TO DO: Put every line of the items below into a numbered list, skipping any blank lines. Leave the pictures out of the list.

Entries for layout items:
——————

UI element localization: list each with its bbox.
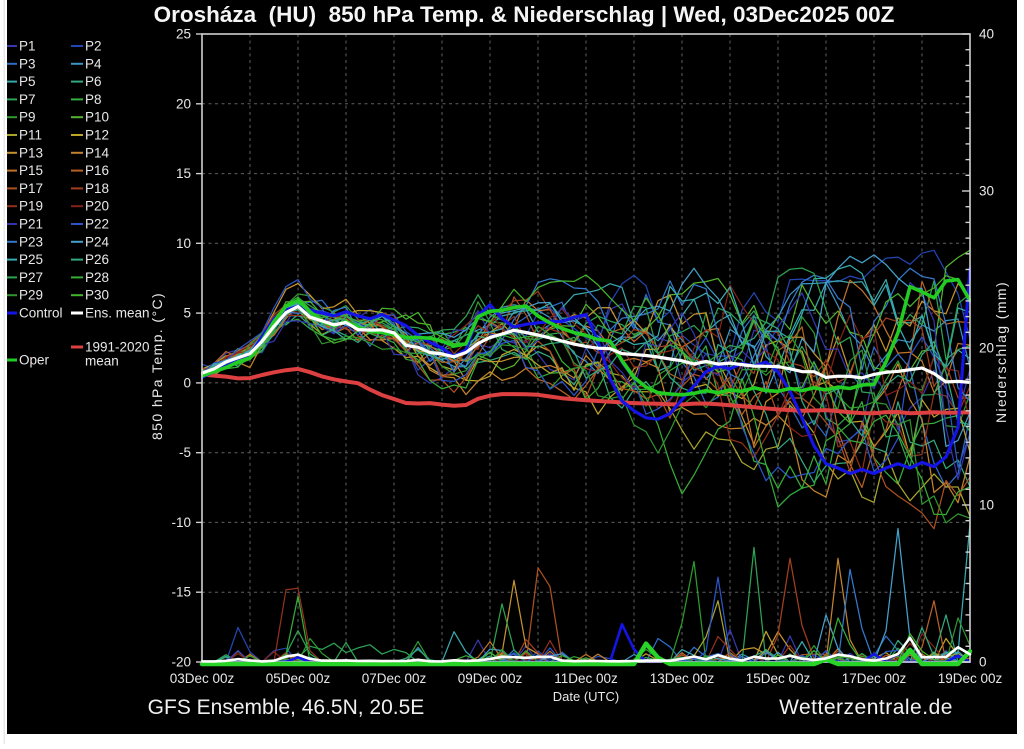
svg-text:-5: -5 bbox=[179, 445, 191, 460]
svg-text:P3: P3 bbox=[19, 56, 36, 71]
svg-text:P26: P26 bbox=[85, 252, 109, 267]
svg-text:P17: P17 bbox=[19, 181, 43, 196]
svg-text:P27: P27 bbox=[19, 270, 43, 285]
svg-text:10: 10 bbox=[176, 236, 191, 251]
svg-text:25: 25 bbox=[176, 27, 191, 42]
svg-text:P20: P20 bbox=[85, 199, 109, 214]
svg-text:P25: P25 bbox=[19, 252, 43, 267]
svg-text:1991-2020: 1991-2020 bbox=[85, 340, 150, 355]
svg-text:11Dec 00z: 11Dec 00z bbox=[554, 671, 618, 686]
svg-text:Ens. mean: Ens. mean bbox=[85, 306, 150, 321]
svg-text:20: 20 bbox=[979, 341, 994, 356]
svg-text:-20: -20 bbox=[171, 655, 191, 670]
svg-text:P18: P18 bbox=[85, 181, 109, 196]
svg-text:P8: P8 bbox=[85, 92, 102, 107]
svg-text:P5: P5 bbox=[19, 74, 36, 89]
svg-text:P1: P1 bbox=[19, 39, 36, 54]
svg-text:Date (UTC): Date (UTC) bbox=[553, 689, 619, 704]
svg-text:5: 5 bbox=[183, 306, 191, 321]
svg-text:GFS Ensemble, 46.5N, 20.5E: GFS Ensemble, 46.5N, 20.5E bbox=[148, 696, 425, 719]
svg-text:P11: P11 bbox=[19, 128, 42, 143]
svg-text:40: 40 bbox=[979, 27, 994, 42]
svg-text:03Dec 00z: 03Dec 00z bbox=[170, 671, 235, 686]
svg-text:P13: P13 bbox=[19, 145, 43, 160]
svg-text:mean: mean bbox=[85, 354, 119, 369]
svg-text:P23: P23 bbox=[19, 234, 43, 249]
svg-text:-10: -10 bbox=[171, 515, 191, 530]
svg-text:P28: P28 bbox=[85, 270, 109, 285]
svg-text:P16: P16 bbox=[85, 163, 109, 178]
svg-text:P22: P22 bbox=[85, 217, 109, 232]
svg-text:Control: Control bbox=[19, 306, 63, 321]
svg-text:P15: P15 bbox=[19, 163, 43, 178]
svg-text:15: 15 bbox=[176, 166, 191, 181]
svg-text:P30: P30 bbox=[85, 288, 109, 303]
svg-text:07Dec 00z: 07Dec 00z bbox=[362, 671, 427, 686]
svg-text:P24: P24 bbox=[85, 234, 110, 249]
svg-text:P9: P9 bbox=[19, 110, 36, 125]
svg-text:15Dec 00z: 15Dec 00z bbox=[746, 671, 811, 686]
svg-text:P6: P6 bbox=[85, 74, 102, 89]
svg-text:850 hPa Temp. (°C): 850 hPa Temp. (°C) bbox=[149, 292, 165, 440]
svg-text:05Dec 00z: 05Dec 00z bbox=[266, 671, 331, 686]
svg-text:0: 0 bbox=[183, 375, 191, 390]
svg-text:P21: P21 bbox=[19, 217, 43, 232]
svg-text:-15: -15 bbox=[171, 585, 191, 600]
svg-text:19Dec 00z: 19Dec 00z bbox=[938, 671, 1003, 686]
svg-text:P29: P29 bbox=[19, 288, 43, 303]
svg-text:Niederschlag (mm): Niederschlag (mm) bbox=[993, 281, 1009, 423]
svg-text:P4: P4 bbox=[85, 56, 102, 71]
svg-text:Orosháza (HU) 850 hPa Temp.: Orosháza (HU) 850 hPa Temp. & Niederschl… bbox=[154, 2, 895, 27]
svg-text:P14: P14 bbox=[85, 145, 110, 160]
svg-text:17Dec 00z: 17Dec 00z bbox=[842, 671, 907, 686]
svg-text:10: 10 bbox=[979, 498, 994, 513]
svg-text:P10: P10 bbox=[85, 110, 109, 125]
svg-text:0: 0 bbox=[979, 655, 987, 670]
svg-text:P12: P12 bbox=[85, 128, 109, 143]
svg-text:P2: P2 bbox=[85, 39, 102, 54]
svg-text:Wetterzentrale.de: Wetterzentrale.de bbox=[779, 696, 953, 719]
svg-text:20: 20 bbox=[176, 96, 191, 111]
svg-text:13Dec 00z: 13Dec 00z bbox=[650, 671, 715, 686]
svg-text:P19: P19 bbox=[19, 199, 43, 214]
svg-text:09Dec 00z: 09Dec 00z bbox=[458, 671, 523, 686]
svg-text:Oper: Oper bbox=[19, 353, 50, 368]
svg-text:30: 30 bbox=[979, 184, 994, 199]
svg-text:P7: P7 bbox=[19, 92, 36, 107]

——————

TASK ANSWER:
1. UI element localization: list each with its bbox.
2. svg-text:-5: -5 bbox=[179, 445, 191, 460]
3. svg-text:P3: P3 bbox=[19, 56, 36, 71]
4. svg-text:P26: P26 bbox=[85, 252, 109, 267]
5. svg-text:P17: P17 bbox=[19, 181, 43, 196]
6. svg-text:P27: P27 bbox=[19, 270, 43, 285]
7. svg-text:10: 10 bbox=[176, 236, 191, 251]
8. svg-text:25: 25 bbox=[176, 27, 191, 42]
9. svg-text:P20: P20 bbox=[85, 199, 109, 214]
10. svg-text:P25: P25 bbox=[19, 252, 43, 267]
11. svg-text:1991-2020: 1991-2020 bbox=[85, 340, 150, 355]
12. svg-text:11Dec 00z: 11Dec 00z bbox=[554, 671, 618, 686]
13. svg-text:Ens. mean: Ens. mean bbox=[85, 306, 150, 321]
14. svg-text:20: 20 bbox=[979, 341, 994, 356]
15. svg-text:-20: -20 bbox=[171, 655, 191, 670]
16. svg-text:P18: P18 bbox=[85, 181, 109, 196]
17. svg-text:P8: P8 bbox=[85, 92, 102, 107]
18. svg-text:P5: P5 bbox=[19, 74, 36, 89]
19. svg-text:P1: P1 bbox=[19, 39, 36, 54]
20. svg-text:Date (UTC): Date (UTC) bbox=[553, 689, 619, 704]
21. svg-text:5: 5 bbox=[183, 306, 191, 321]
22. svg-text:GFS Ensemble, 46.5N, 20.5E: GFS Ensemble, 46.5N, 20.5E bbox=[148, 696, 425, 719]
23. svg-text:P11: P11 bbox=[19, 128, 42, 143]
24. svg-text:40: 40 bbox=[979, 27, 994, 42]
25. svg-text:03Dec 00z: 03Dec 00z bbox=[170, 671, 235, 686]
26. svg-text:P13: P13 bbox=[19, 145, 43, 160]
27. svg-text:mean: mean bbox=[85, 354, 119, 369]
28. svg-text:P23: P23 bbox=[19, 234, 43, 249]
29. svg-text:-10: -10 bbox=[171, 515, 191, 530]
30. svg-text:P28: P28 bbox=[85, 270, 109, 285]
31. svg-text:P16: P16 bbox=[85, 163, 109, 178]
32. svg-text:P22: P22 bbox=[85, 217, 109, 232]
33. svg-text:Control: Control bbox=[19, 306, 63, 321]
34. svg-text:P15: P15 bbox=[19, 163, 43, 178]
35. svg-text:15: 15 bbox=[176, 166, 191, 181]
36. svg-text:P30: P30 bbox=[85, 288, 109, 303]
37. svg-text:07Dec 00z: 07Dec 00z bbox=[362, 671, 427, 686]
38. svg-text:P24: P24 bbox=[85, 234, 110, 249]
39. svg-text:P9: P9 bbox=[19, 110, 36, 125]
40. svg-text:15Dec 00z: 15Dec 00z bbox=[746, 671, 811, 686]
41. svg-text:P6: P6 bbox=[85, 74, 102, 89]
42. svg-text:850 hPa Temp. (°C): 850 hPa Temp. (°C) bbox=[149, 292, 165, 440]
43. svg-text:05Dec 00z: 05Dec 00z bbox=[266, 671, 331, 686]
44. svg-text:0: 0 bbox=[183, 375, 191, 390]
45. svg-text:P21: P21 bbox=[19, 217, 43, 232]
46. svg-text:-15: -15 bbox=[171, 585, 191, 600]
47. svg-text:19Dec 00z: 19Dec 00z bbox=[938, 671, 1003, 686]
48. svg-text:P29: P29 bbox=[19, 288, 43, 303]
49. svg-text:Niederschlag (mm): Niederschlag (mm) bbox=[993, 281, 1009, 423]
50. svg-text:P4: P4 bbox=[85, 56, 102, 71]
51. svg-text:Orosháza (HU) 850 hPa Temp.: Orosháza (HU) 850 hPa Temp. & Niederschl… bbox=[154, 2, 895, 27]
52. svg-text:P14: P14 bbox=[85, 145, 110, 160]
53. svg-text:17Dec 00z: 17Dec 00z bbox=[842, 671, 907, 686]
54. svg-text:10: 10 bbox=[979, 498, 994, 513]
55. svg-text:P10: P10 bbox=[85, 110, 109, 125]
56. svg-text:0: 0 bbox=[979, 655, 987, 670]
57. svg-text:P12: P12 bbox=[85, 128, 109, 143]
58. svg-text:P2: P2 bbox=[85, 39, 102, 54]
59. svg-text:Wetterzentrale.de: Wetterzentrale.de bbox=[779, 696, 953, 719]
60. svg-text:20: 20 bbox=[176, 96, 191, 111]
61. svg-text:13Dec 00z: 13Dec 00z bbox=[650, 671, 715, 686]
62. svg-text:P19: P19 bbox=[19, 199, 43, 214]
63. svg-text:09Dec 00z: 09Dec 00z bbox=[458, 671, 523, 686]
64. svg-text:Oper: Oper bbox=[19, 353, 50, 368]
65. svg-text:30: 30 bbox=[979, 184, 994, 199]
66. svg-text:P7: P7 bbox=[19, 92, 36, 107]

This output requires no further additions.